======== EXTRACTED MATERIAL ========
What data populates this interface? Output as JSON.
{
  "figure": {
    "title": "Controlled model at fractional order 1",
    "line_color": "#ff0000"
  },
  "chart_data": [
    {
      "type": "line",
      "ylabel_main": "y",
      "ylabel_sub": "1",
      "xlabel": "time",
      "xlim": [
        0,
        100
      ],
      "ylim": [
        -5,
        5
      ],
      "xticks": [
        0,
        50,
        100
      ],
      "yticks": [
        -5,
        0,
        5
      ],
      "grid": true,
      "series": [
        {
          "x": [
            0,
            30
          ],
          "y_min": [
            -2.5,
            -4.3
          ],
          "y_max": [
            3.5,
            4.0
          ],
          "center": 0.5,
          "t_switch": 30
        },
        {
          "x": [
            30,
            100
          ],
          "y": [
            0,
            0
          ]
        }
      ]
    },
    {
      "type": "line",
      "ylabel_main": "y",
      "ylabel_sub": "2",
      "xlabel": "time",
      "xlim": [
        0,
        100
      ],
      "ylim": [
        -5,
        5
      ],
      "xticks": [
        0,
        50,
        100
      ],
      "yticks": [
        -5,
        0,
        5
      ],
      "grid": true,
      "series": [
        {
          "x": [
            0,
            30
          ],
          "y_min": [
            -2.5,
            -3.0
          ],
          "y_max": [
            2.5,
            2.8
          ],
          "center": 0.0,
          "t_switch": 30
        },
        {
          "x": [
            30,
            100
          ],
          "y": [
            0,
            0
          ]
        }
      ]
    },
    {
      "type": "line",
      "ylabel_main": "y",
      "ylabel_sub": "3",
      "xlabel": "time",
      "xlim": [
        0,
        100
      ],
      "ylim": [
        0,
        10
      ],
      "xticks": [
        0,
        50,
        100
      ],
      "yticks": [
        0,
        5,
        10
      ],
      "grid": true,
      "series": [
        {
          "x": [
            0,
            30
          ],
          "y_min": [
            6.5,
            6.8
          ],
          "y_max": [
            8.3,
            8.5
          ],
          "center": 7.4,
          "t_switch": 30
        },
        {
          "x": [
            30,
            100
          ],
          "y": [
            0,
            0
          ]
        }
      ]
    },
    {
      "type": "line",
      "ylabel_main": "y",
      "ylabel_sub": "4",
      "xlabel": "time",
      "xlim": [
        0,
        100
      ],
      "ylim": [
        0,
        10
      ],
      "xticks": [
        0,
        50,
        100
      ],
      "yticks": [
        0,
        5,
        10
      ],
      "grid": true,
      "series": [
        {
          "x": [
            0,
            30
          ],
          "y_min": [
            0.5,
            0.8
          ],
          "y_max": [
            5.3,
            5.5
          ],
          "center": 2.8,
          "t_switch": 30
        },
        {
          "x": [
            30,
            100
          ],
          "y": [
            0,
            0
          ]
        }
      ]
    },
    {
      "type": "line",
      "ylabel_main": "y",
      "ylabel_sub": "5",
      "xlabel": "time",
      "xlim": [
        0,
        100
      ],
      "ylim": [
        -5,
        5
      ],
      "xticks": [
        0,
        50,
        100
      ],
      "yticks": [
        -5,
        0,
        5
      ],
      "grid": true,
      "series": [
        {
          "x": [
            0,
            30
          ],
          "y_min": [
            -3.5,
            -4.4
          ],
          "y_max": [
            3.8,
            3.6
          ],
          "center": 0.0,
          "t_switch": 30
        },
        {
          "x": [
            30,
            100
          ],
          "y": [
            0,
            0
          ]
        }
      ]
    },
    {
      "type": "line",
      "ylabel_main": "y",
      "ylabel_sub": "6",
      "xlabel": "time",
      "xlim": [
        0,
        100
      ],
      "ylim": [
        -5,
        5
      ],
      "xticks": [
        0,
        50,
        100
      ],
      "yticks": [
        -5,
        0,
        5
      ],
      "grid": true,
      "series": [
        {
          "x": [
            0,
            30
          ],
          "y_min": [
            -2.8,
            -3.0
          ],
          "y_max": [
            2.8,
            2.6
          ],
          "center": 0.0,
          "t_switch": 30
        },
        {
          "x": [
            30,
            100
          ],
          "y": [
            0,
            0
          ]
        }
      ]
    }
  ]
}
========
Retype the records in full. Keep every line identical to the original.

## ANSWER FOR THIS EXERCISE
What data populates this interface? Output as JSON.
{
  "figure": {
    "title": "Controlled model at fractional order 1",
    "line_color": "#ff0000"
  },
  "chart_data": [
    {
      "type": "line",
      "ylabel_main": "y",
      "ylabel_sub": "1",
      "xlabel": "time",
      "xlim": [
        0,
        100
      ],
      "ylim": [
        -5,
        5
      ],
      "xticks": [
        0,
        50,
        100
      ],
      "yticks": [
        -5,
        0,
        5
      ],
      "grid": true,
      "series": [
        {
          "x": [
            0,
            30
          ],
          "y_min": [
            -2.5,
            -4.3
          ],
          "y_max": [
            3.5,
            4.0
          ],
          "center": 0.5,
          "t_switch": 30
        },
        {
          "x": [
            30,
            100
          ],
          "y": [
            0,
            0
          ]
        }
      ]
    },
    {
      "type": "line",
      "ylabel_main": "y",
      "ylabel_sub": "2",
      "xlabel": "time",
      "xlim": [
        0,
        100
      ],
      "ylim": [
        -5,
        5
      ],
      "xticks": [
        0,
        50,
        100
      ],
      "yticks": [
        -5,
        0,
        5
      ],
      "grid": true,
      "series": [
        {
          "x": [
            0,
            30
          ],
          "y_min": [
            -2.5,
            -3.0
          ],
          "y_max": [
            2.5,
            2.8
          ],
          "center": 0.0,
          "t_switch": 30
        },
        {
          "x": [
            30,
            100
          ],
          "y": [
            0,
            0
          ]
        }
      ]
    },
    {
      "type": "line",
      "ylabel_main": "y",
      "ylabel_sub": "3",
      "xlabel": "time",
      "xlim": [
        0,
        100
      ],
      "ylim": [
        0,
        10
      ],
      "xticks": [
        0,
        50,
        100
      ],
      "yticks": [
        0,
        5,
        10
      ],
      "grid": true,
      "series": [
        {
          "x": [
            0,
            30
          ],
          "y_min": [
            6.5,
            6.8
          ],
          "y_max": [
            8.3,
            8.5
          ],
          "center": 7.4,
          "t_switch": 30
        },
        {
          "x": [
            30,
            100
          ],
          "y": [
            0,
            0
          ]
        }
      ]
    },
    {
      "type": "line",
      "ylabel_main": "y",
      "ylabel_sub": "4",
      "xlabel": "time",
      "xlim": [
        0,
        100
      ],
      "ylim": [
        0,
        10
      ],
      "xticks": [
        0,
        50,
        100
      ],
      "yticks": [
        0,
        5,
        10
      ],
      "grid": true,
      "series": [
        {
          "x": [
            0,
            30
          ],
          "y_min": [
            0.5,
            0.8
          ],
          "y_max": [
            5.3,
            5.5
          ],
          "center": 2.8,
          "t_switch": 30
        },
        {
          "x": [
            30,
            100
          ],
          "y": [
            0,
            0
          ]
        }
      ]
    },
    {
      "type": "line",
      "ylabel_main": "y",
      "ylabel_sub": "5",
      "xlabel": "time",
      "xlim": [
        0,
        100
      ],
      "ylim": [
        -5,
        5
      ],
      "xticks": [
        0,
        50,
        100
      ],
      "yticks": [
        -5,
        0,
        5
      ],
      "grid": true,
      "series": [
        {
          "x": [
            0,
            30
          ],
          "y_min": [
            -3.5,
            -4.4
          ],
          "y_max": [
            3.8,
            3.6
          ],
          "center": 0.0,
          "t_switch": 30
        },
        {
          "x": [
            30,
            100
          ],
          "y": [
            0,
            0
          ]
        }
      ]
    },
    {
      "type": "line",
      "ylabel_main": "y",
      "ylabel_sub": "6",
      "xlabel": "time",
      "xlim": [
        0,
        100
      ],
      "ylim": [
        -5,
        5
      ],
      "xticks": [
        0,
        50,
        100
      ],
      "yticks": [
        -5,
        0,
        5
      ],
      "grid": true,
      "series": [
        {
          "x": [
            0,
            30
          ],
          "y_min": [
            -2.8,
            -3.0
          ],
          "y_max": [
            2.8,
            2.6
          ],
          "center": 0.0,
          "t_switch": 30
        },
        {
          "x": [
            30,
            100
          ],
          "y": [
            0,
            0
          ]
        }
      ]
    }
  ]
}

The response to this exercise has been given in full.